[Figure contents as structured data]

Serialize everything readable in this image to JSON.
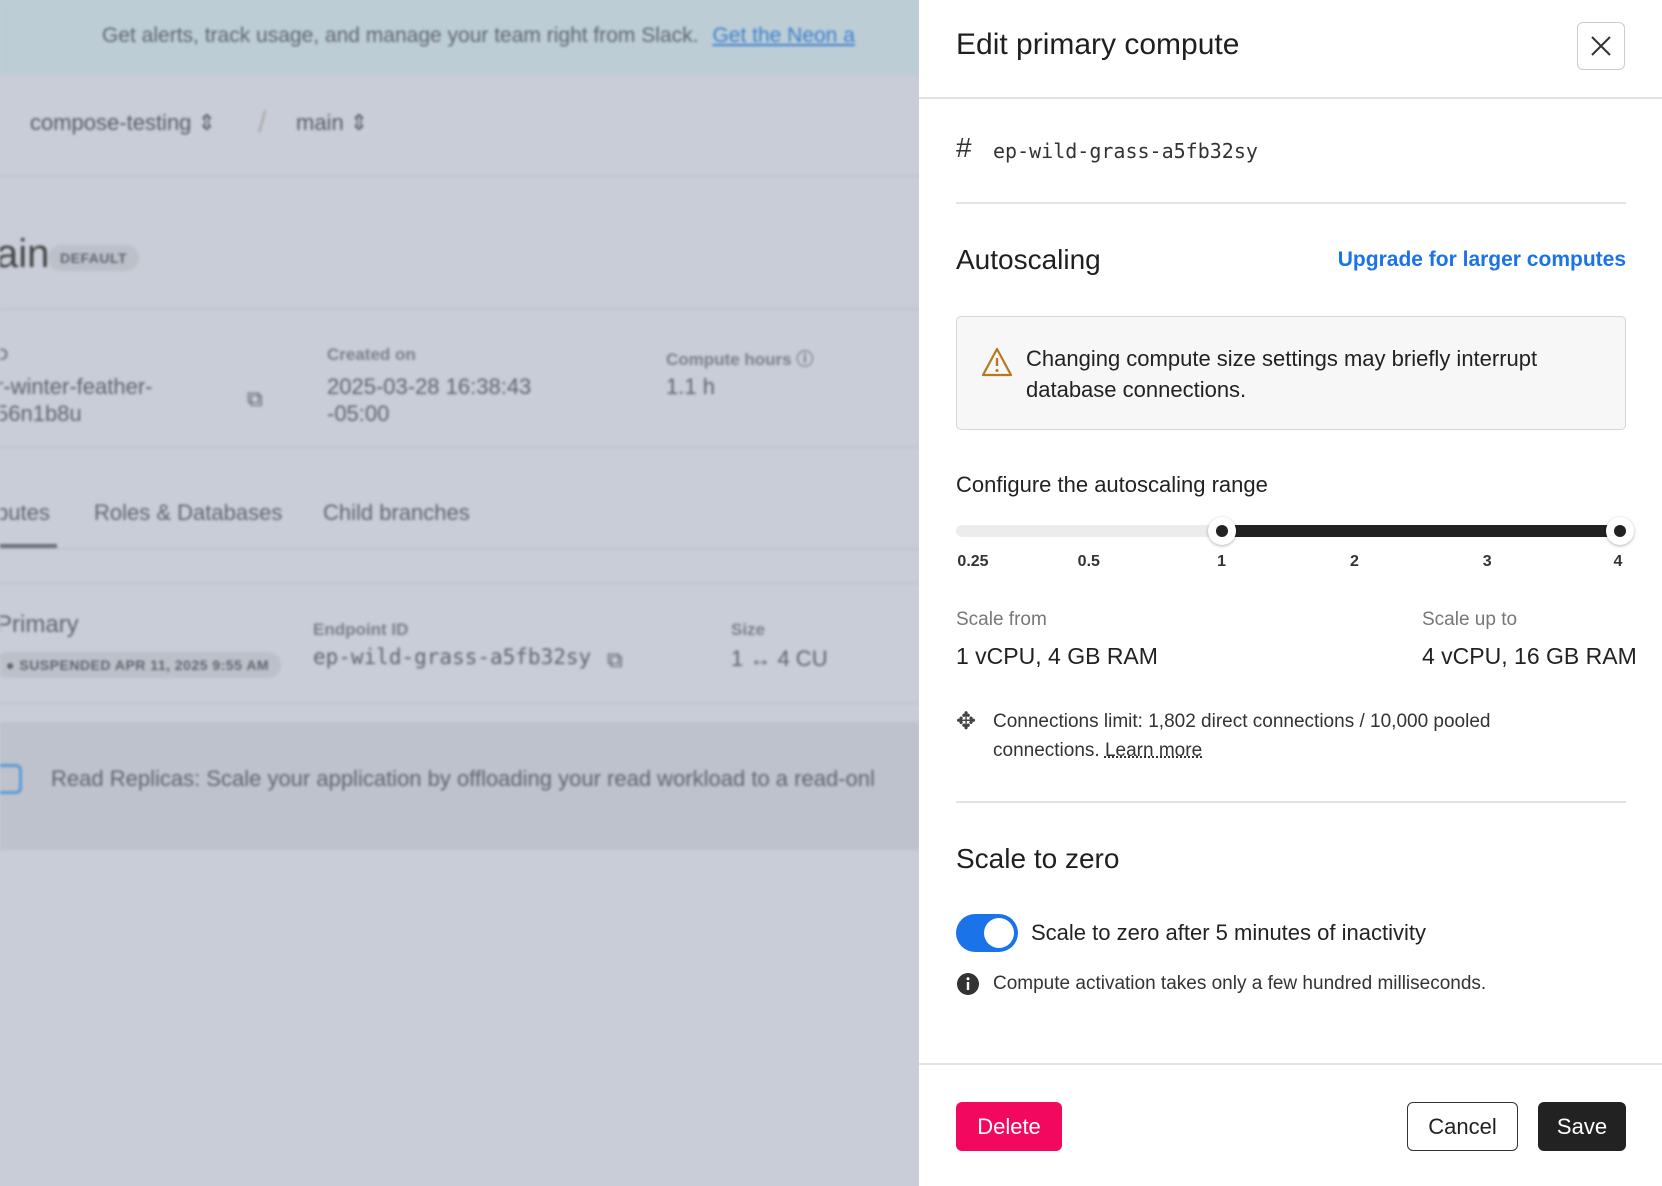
{
  "background": {
    "banner_text": "Get alerts, track usage, and manage your team right from Slack.",
    "banner_link": "Get the Neon a",
    "breadcrumb": [
      "compose-testing",
      "main"
    ],
    "branch_title": "ain",
    "branch_badge": "DEFAULT",
    "id_label": "D",
    "id_value_1": "r-winter-feather-",
    "id_value_2": "56n1b8u",
    "created_label": "Created on",
    "created_value_1": "2025-03-28 16:38:43",
    "created_value_2": "-05:00",
    "compute_hours_label": "Compute hours",
    "compute_hours_value": "1.1 h",
    "tabs": [
      "putes",
      "Roles & Databases",
      "Child branches"
    ],
    "compute": {
      "name": "Primary",
      "status": "SUSPENDED APR 11, 2025 9:55 AM",
      "endpoint_label": "Endpoint ID",
      "endpoint_value": "ep-wild-grass-a5fb32sy",
      "size_label": "Size",
      "size_value": "1 ↔ 4 CU"
    },
    "replica_text": "Read Replicas: Scale your application by offloading your read workload to a read-onl"
  },
  "panel": {
    "title": "Edit primary compute",
    "endpoint_id": "ep-wild-grass-a5fb32sy",
    "autoscaling": {
      "heading": "Autoscaling",
      "upgrade_link": "Upgrade for larger computes",
      "warning": "Changing compute size settings may briefly interrupt database connections.",
      "range_label": "Configure the autoscaling range",
      "ticks": [
        "0.25",
        "0.5",
        "1",
        "2",
        "3",
        "4"
      ],
      "min_value": 1,
      "max_value": 4,
      "scale_from_label": "Scale from",
      "scale_from_value": "1 vCPU, 4 GB RAM",
      "scale_to_label": "Scale up to",
      "scale_to_value": "4 vCPU, 16 GB RAM",
      "connections_text": "Connections limit: 1,802 direct connections / 10,000 pooled connections.",
      "learn_more": "Learn more"
    },
    "scale_to_zero": {
      "heading": "Scale to zero",
      "toggle_on": true,
      "toggle_label": "Scale to zero after 5 minutes of inactivity",
      "info": "Compute activation takes only a few hundred milliseconds."
    },
    "footer": {
      "delete": "Delete",
      "cancel": "Cancel",
      "save": "Save"
    },
    "colors": {
      "accent": "#1a73e8",
      "danger": "#f2085e",
      "primary_button": "#222222"
    }
  }
}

▸ WHAT NEEDS TO BE DONE: Gather each line in the entries above where the string "connections" is found.

▸ RESPONSE TO THIS TASK:
      "warning": "Changing compute size settings may briefly interrupt database connections.",
      "connections_text": "Connections limit: 1,802 direct connections / 10,000 pooled connections.",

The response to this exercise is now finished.